* **MATERIALS PROVIDED**
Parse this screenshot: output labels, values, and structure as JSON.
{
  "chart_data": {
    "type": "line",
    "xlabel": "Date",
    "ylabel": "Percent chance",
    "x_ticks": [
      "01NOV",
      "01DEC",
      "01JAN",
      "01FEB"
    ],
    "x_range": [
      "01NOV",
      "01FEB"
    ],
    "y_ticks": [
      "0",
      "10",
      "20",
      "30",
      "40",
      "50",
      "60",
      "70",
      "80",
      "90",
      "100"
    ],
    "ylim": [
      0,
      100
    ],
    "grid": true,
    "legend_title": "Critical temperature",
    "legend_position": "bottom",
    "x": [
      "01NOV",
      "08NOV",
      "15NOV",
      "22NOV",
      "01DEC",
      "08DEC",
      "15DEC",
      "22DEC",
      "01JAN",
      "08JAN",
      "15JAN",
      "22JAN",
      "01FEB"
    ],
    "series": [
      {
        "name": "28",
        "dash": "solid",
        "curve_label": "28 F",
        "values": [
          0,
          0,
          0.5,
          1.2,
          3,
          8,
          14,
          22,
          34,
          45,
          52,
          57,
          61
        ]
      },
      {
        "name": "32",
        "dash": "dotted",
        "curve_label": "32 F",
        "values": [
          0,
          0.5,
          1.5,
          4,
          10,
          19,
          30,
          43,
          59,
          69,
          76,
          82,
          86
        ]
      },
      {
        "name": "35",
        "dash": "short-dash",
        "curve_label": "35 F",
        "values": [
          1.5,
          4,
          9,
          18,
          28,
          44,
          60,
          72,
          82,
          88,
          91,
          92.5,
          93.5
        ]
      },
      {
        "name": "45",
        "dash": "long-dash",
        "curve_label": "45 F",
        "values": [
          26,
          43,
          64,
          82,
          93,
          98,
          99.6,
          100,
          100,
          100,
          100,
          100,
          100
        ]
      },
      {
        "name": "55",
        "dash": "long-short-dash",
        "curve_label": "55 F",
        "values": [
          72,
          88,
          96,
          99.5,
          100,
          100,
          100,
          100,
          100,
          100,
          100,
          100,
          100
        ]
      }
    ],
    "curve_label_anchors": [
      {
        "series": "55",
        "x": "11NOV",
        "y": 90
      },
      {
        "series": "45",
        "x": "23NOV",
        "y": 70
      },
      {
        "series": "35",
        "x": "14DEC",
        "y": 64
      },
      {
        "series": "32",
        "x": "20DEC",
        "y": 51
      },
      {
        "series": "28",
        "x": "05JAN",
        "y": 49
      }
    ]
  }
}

* **YOUR OBJECTIVE**
From the listing above, copy out each line where the word "name" appears.

* **TASK RESPONSE**
        "name": "28",
        "name": "32",
        "name": "35",
        "name": "45",
        "name": "55",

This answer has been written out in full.